## TASK DIRECTIONS
Records follow. Pull out every line that contains "this".
##### INPUT DATA #####
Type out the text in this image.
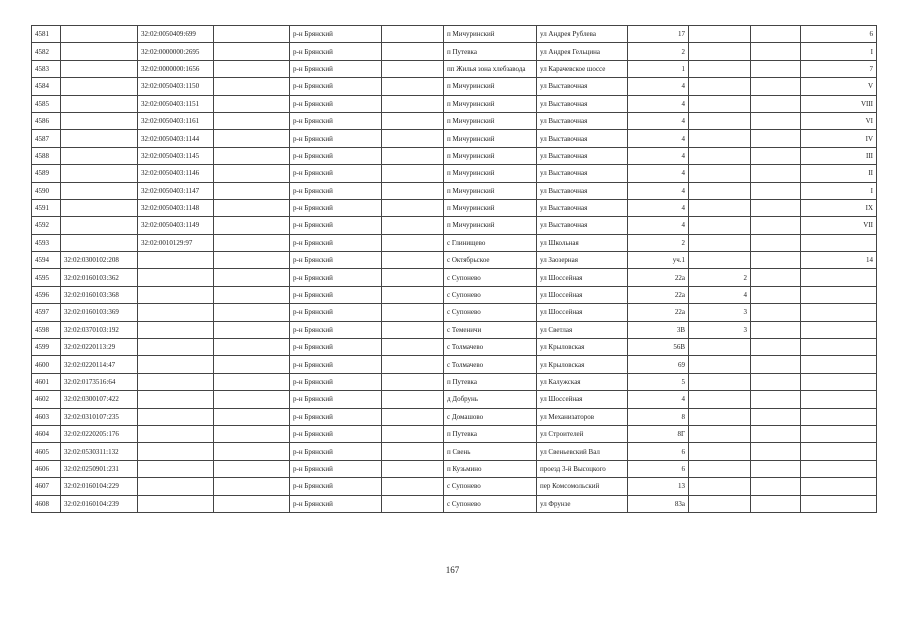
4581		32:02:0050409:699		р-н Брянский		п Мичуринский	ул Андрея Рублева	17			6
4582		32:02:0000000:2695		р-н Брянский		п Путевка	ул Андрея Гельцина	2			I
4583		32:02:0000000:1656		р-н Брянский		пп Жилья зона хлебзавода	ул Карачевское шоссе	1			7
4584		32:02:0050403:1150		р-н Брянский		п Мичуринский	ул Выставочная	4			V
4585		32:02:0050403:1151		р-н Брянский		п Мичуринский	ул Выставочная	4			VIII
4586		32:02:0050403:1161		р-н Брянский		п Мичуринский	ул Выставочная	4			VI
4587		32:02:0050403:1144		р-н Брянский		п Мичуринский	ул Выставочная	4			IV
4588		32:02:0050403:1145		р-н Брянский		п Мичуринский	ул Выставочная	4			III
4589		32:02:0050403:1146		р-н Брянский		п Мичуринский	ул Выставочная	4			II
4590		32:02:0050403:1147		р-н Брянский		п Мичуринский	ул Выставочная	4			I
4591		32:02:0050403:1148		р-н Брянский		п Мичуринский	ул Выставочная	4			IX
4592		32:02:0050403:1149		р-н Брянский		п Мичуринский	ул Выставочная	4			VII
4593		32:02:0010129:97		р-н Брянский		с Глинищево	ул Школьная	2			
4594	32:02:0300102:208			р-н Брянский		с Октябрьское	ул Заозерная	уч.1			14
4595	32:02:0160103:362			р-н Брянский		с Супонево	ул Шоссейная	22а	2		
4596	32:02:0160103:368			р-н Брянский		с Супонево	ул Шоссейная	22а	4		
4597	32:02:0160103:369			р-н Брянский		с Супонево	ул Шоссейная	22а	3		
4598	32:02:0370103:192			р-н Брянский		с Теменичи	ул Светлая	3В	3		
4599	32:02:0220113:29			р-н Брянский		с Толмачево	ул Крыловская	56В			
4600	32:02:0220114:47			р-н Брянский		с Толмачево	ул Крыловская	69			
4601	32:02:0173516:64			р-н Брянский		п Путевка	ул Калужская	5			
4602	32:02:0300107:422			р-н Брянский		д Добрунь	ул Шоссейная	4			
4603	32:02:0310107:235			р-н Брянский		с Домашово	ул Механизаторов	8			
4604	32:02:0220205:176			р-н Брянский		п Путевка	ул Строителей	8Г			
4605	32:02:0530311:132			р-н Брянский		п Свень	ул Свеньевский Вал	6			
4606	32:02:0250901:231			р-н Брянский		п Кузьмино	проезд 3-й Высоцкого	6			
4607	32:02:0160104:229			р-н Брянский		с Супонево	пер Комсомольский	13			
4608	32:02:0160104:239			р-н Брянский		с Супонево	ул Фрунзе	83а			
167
#####
##### INPUT DATA #####
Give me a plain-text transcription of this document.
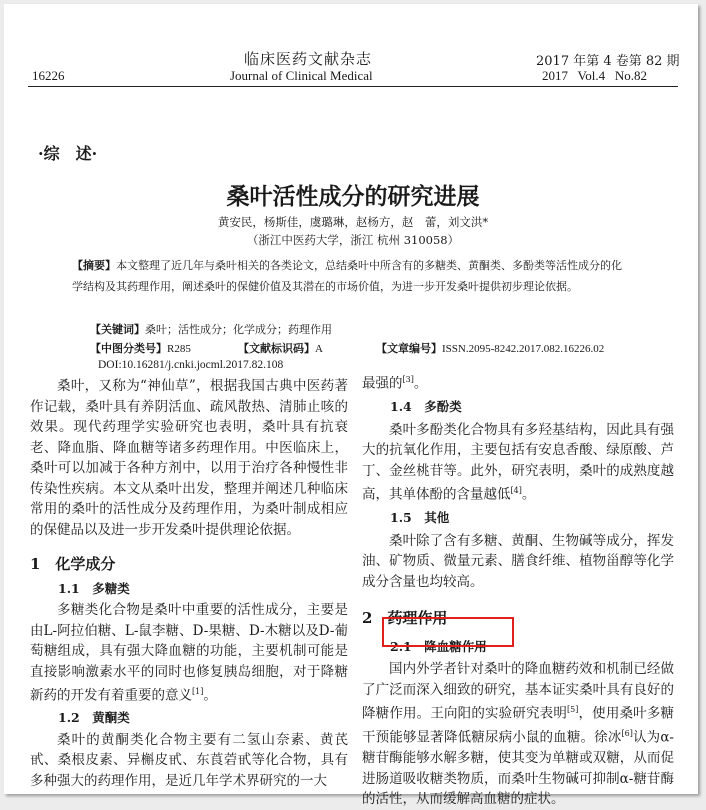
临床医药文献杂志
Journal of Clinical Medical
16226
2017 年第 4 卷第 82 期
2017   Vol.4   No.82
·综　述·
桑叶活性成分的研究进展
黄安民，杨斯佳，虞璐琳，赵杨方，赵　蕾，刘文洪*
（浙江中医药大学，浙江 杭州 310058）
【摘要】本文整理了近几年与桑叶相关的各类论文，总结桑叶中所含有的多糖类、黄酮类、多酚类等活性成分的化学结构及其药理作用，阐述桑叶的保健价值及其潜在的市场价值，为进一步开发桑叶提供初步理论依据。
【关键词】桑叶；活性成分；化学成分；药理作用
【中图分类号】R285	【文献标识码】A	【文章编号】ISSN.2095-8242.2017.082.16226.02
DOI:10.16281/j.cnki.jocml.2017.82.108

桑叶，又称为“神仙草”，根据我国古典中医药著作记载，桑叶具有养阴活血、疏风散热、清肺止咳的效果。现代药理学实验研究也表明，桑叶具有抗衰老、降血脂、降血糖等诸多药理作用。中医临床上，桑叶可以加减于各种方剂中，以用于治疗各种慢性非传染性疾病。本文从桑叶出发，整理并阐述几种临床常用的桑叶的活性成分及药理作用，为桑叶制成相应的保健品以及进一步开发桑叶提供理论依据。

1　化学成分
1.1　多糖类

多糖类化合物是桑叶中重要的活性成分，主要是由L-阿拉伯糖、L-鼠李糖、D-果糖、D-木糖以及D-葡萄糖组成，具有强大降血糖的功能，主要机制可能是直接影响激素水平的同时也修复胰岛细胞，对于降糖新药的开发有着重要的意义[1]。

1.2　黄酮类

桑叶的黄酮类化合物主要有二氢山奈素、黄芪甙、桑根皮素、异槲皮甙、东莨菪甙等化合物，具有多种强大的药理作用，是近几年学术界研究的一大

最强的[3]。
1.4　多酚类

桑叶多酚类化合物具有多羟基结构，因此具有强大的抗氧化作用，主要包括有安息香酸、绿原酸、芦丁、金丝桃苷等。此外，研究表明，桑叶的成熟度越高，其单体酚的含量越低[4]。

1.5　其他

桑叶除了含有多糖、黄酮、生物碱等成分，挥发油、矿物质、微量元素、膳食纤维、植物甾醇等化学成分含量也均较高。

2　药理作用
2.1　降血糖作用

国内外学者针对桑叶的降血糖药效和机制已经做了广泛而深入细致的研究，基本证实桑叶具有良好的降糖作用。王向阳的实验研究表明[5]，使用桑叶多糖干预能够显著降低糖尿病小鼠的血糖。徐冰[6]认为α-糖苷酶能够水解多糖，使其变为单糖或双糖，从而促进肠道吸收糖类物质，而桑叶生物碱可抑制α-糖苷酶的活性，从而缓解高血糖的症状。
#####
## THE RESULT
Type out the text in this image.
Give me a plain-text transcription of this document.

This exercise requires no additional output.